> _Texto de leitura_
O escritor e político britânico Benjamin Disraeli (1804-1881), em 1845, descreve a divisão social causada na Inglaterra, por ocasião da instalação do sistema fabril: “Duas nações; entre as quais não há intercâmbio nem simpatia; que ignoram os hábitos, ideias e sentimentos uma da outra, como se habitassem zonas diferentes, são alimentadas com comida diferente, têm maneiras diferentes, e não são governadas pelas mesmas leis” (DISRAELI apud HUBERMAN, 1985, p. 188).

O desemprego – urge que se destaque – não tomou de assalto apenas os artesãos, mas principalmente os camponeses que, por sua vez, acabaram por se tornar “mendigos, vagabundos, ladrões” (HUBERMAN, 1985, p. 174). Além do fechamento de terras e elevação dos arrendamentos ocorridos no Século XVI, houve um maciço fechamento de terras no Século XVIII e início do Século XIX (HUBERMAN, 1985, p. 167-182). Nesta segunda oportunidade, os fechamentos foram realizados sob o império da lei: “‘Leis de Fechamento’ baixadas por um governo de latifundiários e para os latifundiários eram a ordem do dia. O trabalhador com terra tornou-se o trabalhador sem terra – pronto, portanto, a ir para a indústria como assalariado” (HUBERMAN, 1985, p. 175).

> _Trabalho pedido_
Prossiga o texto sobre o desemprego e o fechamento de terras na Inglaterra a partir da última frase. A listagem não precisa ser consultada.

> _Listagem de dados_
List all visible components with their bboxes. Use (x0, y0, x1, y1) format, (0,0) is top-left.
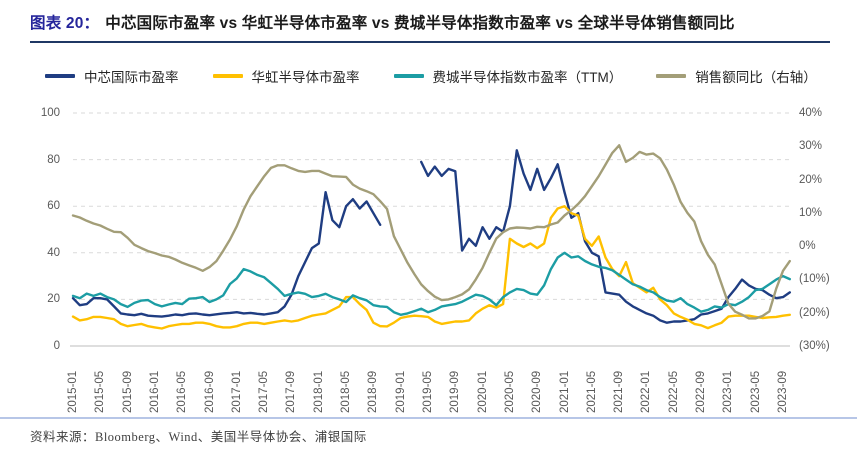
x-axis-tick-label: 2016-05 (176, 370, 189, 413)
bottom-divider (0, 417, 857, 419)
x-axis-tick-label: 2016-09 (203, 370, 216, 413)
legend-swatch (656, 74, 687, 78)
legend-swatch (393, 74, 424, 78)
right-axis-tick-label: 20% (799, 173, 823, 186)
x-axis-tick-label: 2015-05 (94, 370, 107, 413)
legend-item: 费城半导体指数市盈率（TTM） (393, 66, 623, 86)
x-axis-tick-label: 2021-05 (585, 370, 598, 413)
legend-item: 销售额同比（右轴） (656, 66, 817, 86)
x-axis-tick-label: 2017-01 (230, 370, 243, 413)
series-line (71, 204, 791, 330)
x-axis-tick-label: 2018-09 (367, 370, 380, 413)
chart-legend: 中芯国际市盈率 华虹半导体市盈率 费城半导体指数市盈率（TTM） 销售额同比（右轴） (45, 66, 817, 86)
y-axis-tick-label: 0 (53, 340, 60, 352)
x-axis-tick-label: 2019-01 (394, 370, 407, 413)
series-line (420, 149, 791, 324)
right-axis-tick-label: (20%) (799, 306, 830, 319)
x-axis-tick-label: 2021-09 (613, 370, 626, 413)
legend-label: 华虹半导体市盈率 (251, 70, 360, 85)
legend-item: 中芯国际市盈率 (45, 66, 179, 86)
header-divider (30, 41, 830, 43)
series-line (71, 144, 791, 320)
x-axis-tick-label: 2017-09 (285, 370, 298, 413)
right-axis-tick-label: 40% (799, 107, 823, 119)
right-axis-tick-label: (30%) (799, 340, 830, 352)
y-axis-tick-label: 20 (47, 293, 60, 306)
x-axis-tick-label: 2020-05 (503, 370, 516, 413)
x-axis-tick-label: 2018-05 (340, 370, 353, 413)
x-axis-tick-label: 2020-01 (476, 370, 489, 413)
legend-swatch (212, 74, 243, 78)
legend-label: 销售额同比（右轴） (695, 70, 817, 85)
x-axis-tick-label: 2015-01 (67, 370, 79, 413)
x-axis-tick-label: 2023-05 (749, 370, 762, 413)
x-axis-tick-label: 2022-01 (640, 370, 653, 413)
x-axis-tick-label: 2019-09 (449, 370, 462, 413)
right-axis-tick-label: 0% (799, 240, 816, 253)
x-axis-tick-label: 2020-09 (531, 370, 544, 413)
x-axis-tick-label: 2022-05 (667, 370, 680, 413)
x-axis-tick-label: 2015-09 (121, 370, 134, 413)
y-axis-tick-label: 100 (40, 107, 60, 119)
legend-label: 中芯国际市盈率 (84, 70, 179, 85)
series-line (71, 190, 382, 318)
y-axis-tick-label: 80 (47, 153, 60, 166)
x-axis-tick-label: 2023-01 (722, 370, 735, 413)
figure-number-label: 图表 20： (30, 15, 100, 32)
x-axis-tick-label: 2019-05 (422, 370, 434, 413)
x-axis-tick-label: 2018-01 (312, 370, 325, 413)
legend-swatch (45, 74, 75, 78)
figure-header: 图表 20： 中芯国际市盈率 vs 华虹半导体市盈率 vs 费城半导体指数市盈率 … (30, 11, 837, 33)
y-axis-tick-label: 60 (47, 200, 60, 213)
right-axis-tick-label: 10% (799, 206, 823, 219)
x-axis-tick-label: 2022-09 (695, 370, 708, 413)
figure-title: 中芯国际市盈率 vs 华虹半导体市盈率 vs 费城半导体指数市盈率 vs 全球半… (105, 15, 735, 32)
y-axis-tick-label: 40 (47, 246, 60, 259)
source-note: 资料来源：Bloomberg、Wind、美国半导体协会、浦银国际 (30, 430, 367, 444)
series-line (71, 251, 791, 316)
legend-label: 费城半导体指数市盈率（TTM） (432, 70, 623, 85)
x-axis-tick-label: 2016-01 (148, 370, 161, 413)
x-axis-tick-label: 2023-09 (777, 370, 789, 413)
x-axis-tick-label: 2021-01 (558, 370, 571, 413)
x-axis-tick-label: 2017-05 (258, 370, 271, 413)
legend-item: 华虹半导体市盈率 (212, 66, 360, 86)
right-axis-tick-label: 30% (799, 140, 823, 153)
right-axis-tick-label: (10%) (799, 273, 830, 286)
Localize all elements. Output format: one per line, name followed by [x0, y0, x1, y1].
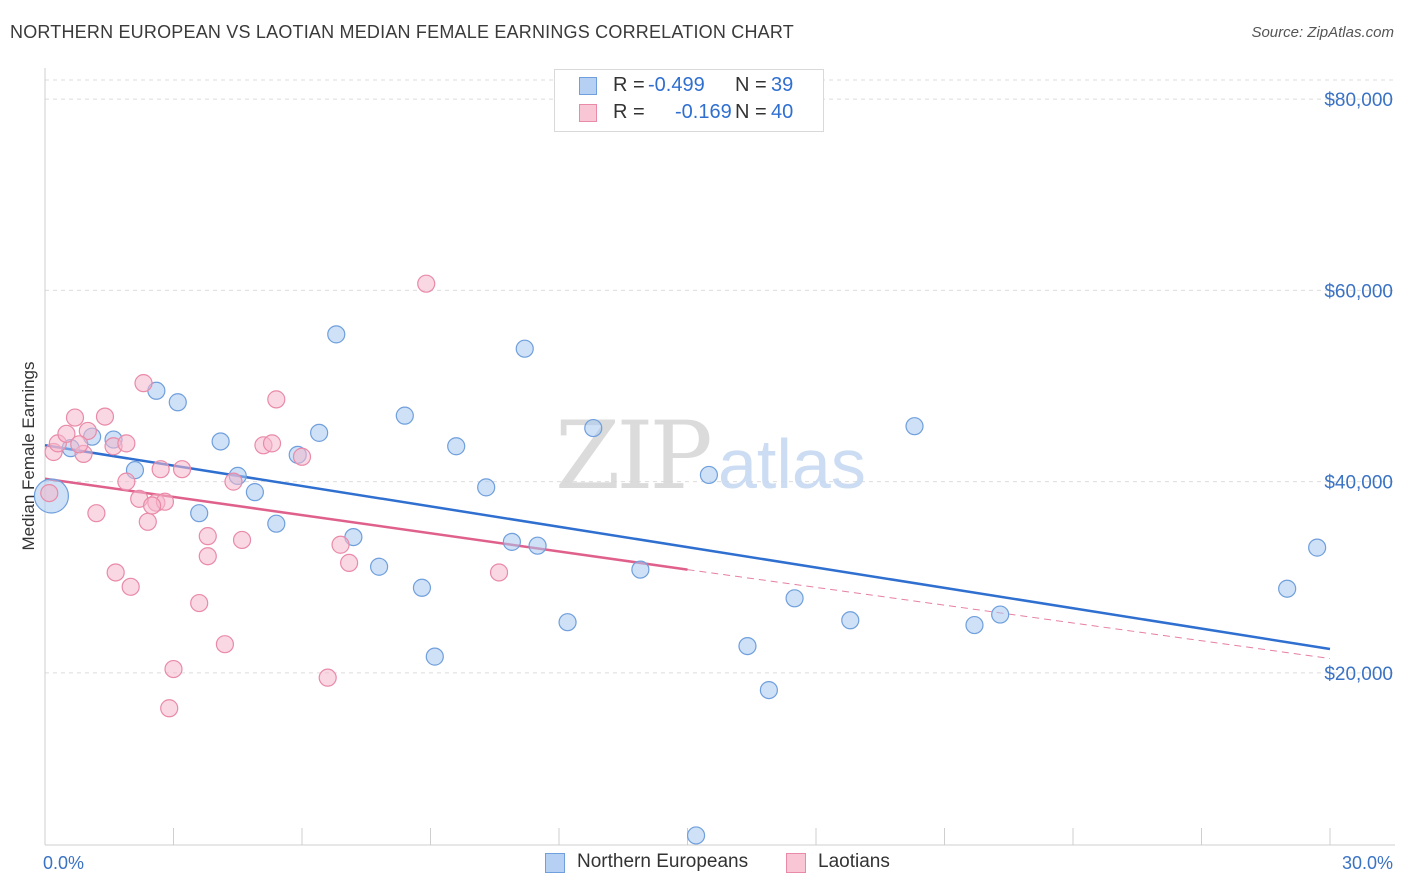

> _Resposta ao exercício_
A Revolução Francesa de 1789, por sua vez, através da qual a vitoriosa classe média francesa (burguesia) conquistou a liberdade de mercado (liberalismo econômico), foi o golpe fatal na velha ordem feudal[3] (HUBERMAN, 1985, p. 164). O feudalismo que acabara de ser desmontado opunha, na França, duas classes privilegiadas (clero e nobreza, respectivamente chamadas de Primeiro Estado e Segundo Estado) a uma classe sem privilégios (o povo, chamado de Terceiro Estado). De uma população de 25 milhões de habitantes, o clero e a nobreza contabilizavam cerca de 130.000 e 140.000 membros, respectivamente; o povo, o restante. O Terceiro Estado (quase 99% da população!), por sua vez, era constituído de uma elite econômica (a burguesia), composta de cerca de 250.000 membros, artesãos (2,5 milhões) e uma grande maioria de camponeses (HUBERMAN, 1985, p. 156).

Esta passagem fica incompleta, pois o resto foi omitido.